Task description:
Could you write out every line of the records below exactly as it appears, leaving out the pictures?

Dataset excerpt

——————

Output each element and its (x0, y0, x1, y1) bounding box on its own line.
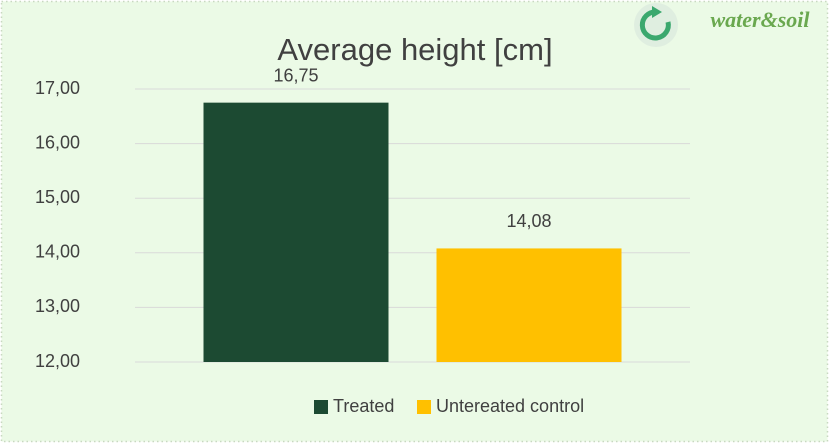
logo-arrow (639, 9, 671, 41)
y-tick-label: 13,00 (35, 296, 80, 316)
legend-swatch (417, 400, 431, 414)
y-tick-label: 15,00 (35, 187, 80, 207)
logo-text: water&soil (710, 7, 810, 32)
legend-label: Treated (333, 396, 394, 416)
legend-swatch (314, 400, 328, 414)
bar (203, 102, 389, 363)
data-label: 16,75 (273, 65, 318, 85)
chart-title: Average height [cm] (277, 32, 552, 67)
data-label: 14,08 (506, 211, 551, 231)
logo: water&soil (634, 3, 810, 47)
y-tick-label: 14,00 (35, 242, 80, 262)
y-tick-label: 17,00 (35, 78, 80, 98)
logo-arrowhead (652, 6, 662, 18)
y-tick-label: 12,00 (35, 351, 80, 371)
bar (436, 248, 622, 362)
legend-label: Untereated control (436, 396, 584, 416)
y-tick-label: 16,00 (35, 132, 80, 152)
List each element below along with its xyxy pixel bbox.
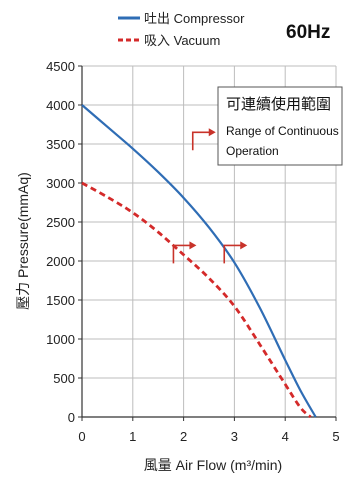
frequency-label: 60Hz [286, 22, 330, 43]
y-tick-label: 3000 [46, 176, 75, 191]
annotation-box [217, 86, 343, 166]
y-tick-label: 3500 [46, 137, 75, 152]
range-marker [191, 128, 216, 151]
range-marker-arrowhead [189, 241, 197, 250]
range-marker-line [172, 244, 192, 264]
range-marker [223, 241, 248, 264]
x-tick-label: 0 [78, 429, 85, 444]
x-tick-label: 1 [129, 429, 136, 444]
x-tick-label: 2 [180, 429, 187, 444]
y-tick-label: 4500 [46, 59, 75, 74]
range-marker-line [191, 131, 211, 151]
x-tick-label: 3 [231, 429, 238, 444]
legend-vacuum-label: 吸入 Vacuum [144, 33, 220, 48]
y-tick-label: 4000 [46, 98, 75, 113]
y-axis-title: 壓力 Pressure(mmAq) [15, 172, 31, 310]
tick-labels: 0 500 1000 1500 2000 2500 3000 3500 4000 4500 0 1 2 3… [46, 59, 340, 444]
range-marker-arrowhead [208, 128, 216, 137]
x-tick-label: 5 [332, 429, 339, 444]
legend-compressor-label: 吐出 Compressor [144, 11, 245, 26]
range-marker-arrowhead [240, 241, 248, 250]
range-markers [172, 128, 248, 264]
y-tick-label: 0 [68, 410, 75, 425]
annotation-line-3: Operation [226, 144, 279, 158]
range-marker-line [223, 244, 243, 264]
legend: 吐出 Compressor 吸入 Vacuum [118, 11, 245, 48]
x-axis-title: 風量 Air Flow (m³/min) [144, 457, 282, 473]
annotation-line-2: Range of Continuous [226, 124, 339, 138]
vacuum-curve [81, 181, 312, 419]
compressor-curve [81, 104, 317, 418]
continuous-operation-annotation: 可連續使用範圍 Range of Continuous Operation [217, 86, 343, 166]
y-tick-label: 2000 [46, 254, 75, 269]
y-tick-label: 1000 [46, 332, 75, 347]
annotation-line-1: 可連續使用範圍 [226, 95, 331, 113]
x-tick-label: 4 [282, 429, 289, 444]
y-tick-label: 500 [53, 371, 75, 386]
series-lines [81, 104, 317, 419]
y-tick-label: 2500 [46, 215, 75, 230]
y-tick-label: 1500 [46, 293, 75, 308]
range-marker [172, 241, 197, 264]
axes [78, 65, 337, 421]
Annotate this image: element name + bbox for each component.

——————

Response to the exercise:
Output each element and its (x0, y0, x1, y1) bounding box on its own line.
logo-arrow (639, 9, 671, 41)
y-tick-label: 13,00 (35, 296, 80, 316)
legend-swatch (417, 400, 431, 414)
y-tick-label: 15,00 (35, 187, 80, 207)
logo-text: water&soil (710, 7, 810, 32)
legend-label: Treated (333, 396, 394, 416)
legend-swatch (314, 400, 328, 414)
bar (203, 102, 389, 363)
data-label: 16,75 (273, 65, 318, 85)
chart-title: Average height [cm] (277, 32, 552, 67)
data-label: 14,08 (506, 211, 551, 231)
logo: water&soil (634, 3, 810, 47)
y-tick-label: 14,00 (35, 242, 80, 262)
y-tick-label: 17,00 (35, 78, 80, 98)
logo-arrowhead (652, 6, 662, 18)
y-tick-label: 12,00 (35, 351, 80, 371)
bar (436, 248, 622, 362)
legend-label: Untereated control (436, 396, 584, 416)
y-tick-label: 16,00 (35, 132, 80, 152)
List each element below along with its xyxy pixel bbox.
frequency-label: 60Hz [286, 22, 330, 43]
y-tick-label: 3000 [46, 176, 75, 191]
annotation-box [217, 86, 343, 166]
y-tick-label: 3500 [46, 137, 75, 152]
range-marker [191, 128, 216, 151]
range-marker-arrowhead [189, 241, 197, 250]
range-marker-line [172, 244, 192, 264]
range-marker [223, 241, 248, 264]
x-tick-label: 0 [78, 429, 85, 444]
x-tick-label: 1 [129, 429, 136, 444]
x-tick-label: 2 [180, 429, 187, 444]
y-tick-label: 4500 [46, 59, 75, 74]
range-marker-line [191, 131, 211, 151]
x-tick-label: 3 [231, 429, 238, 444]
legend-vacuum-label: 吸入 Vacuum [144, 33, 220, 48]
y-tick-label: 4000 [46, 98, 75, 113]
y-axis-title: 壓力 Pressure(mmAq) [15, 172, 31, 310]
tick-labels: 0 500 1000 1500 2000 2500 3000 3500 4000 4500 0 1 2 3… [46, 59, 340, 444]
range-marker-arrowhead [208, 128, 216, 137]
x-tick-label: 5 [332, 429, 339, 444]
legend-compressor-label: 吐出 Compressor [144, 11, 245, 26]
range-marker-arrowhead [240, 241, 248, 250]
range-markers [172, 128, 248, 264]
y-tick-label: 0 [68, 410, 75, 425]
annotation-line-3: Operation [226, 144, 279, 158]
range-marker-line [223, 244, 243, 264]
legend: 吐出 Compressor 吸入 Vacuum [118, 11, 245, 48]
x-axis-title: 風量 Air Flow (m³/min) [144, 457, 282, 473]
annotation-line-2: Range of Continuous [226, 124, 339, 138]
vacuum-curve [81, 181, 312, 419]
compressor-curve [81, 104, 317, 418]
continuous-operation-annotation: 可連續使用範圍 Range of Continuous Operation [217, 86, 343, 166]
y-tick-label: 2000 [46, 254, 75, 269]
y-tick-label: 1000 [46, 332, 75, 347]
annotation-line-1: 可連續使用範圍 [226, 95, 331, 113]
x-tick-label: 4 [282, 429, 289, 444]
y-tick-label: 500 [53, 371, 75, 386]
series-lines [81, 104, 317, 419]
y-tick-label: 2500 [46, 215, 75, 230]
y-tick-label: 1500 [46, 293, 75, 308]
range-marker [172, 241, 197, 264]
axes [78, 65, 337, 421]
Annotate this image: element name + bbox for each component.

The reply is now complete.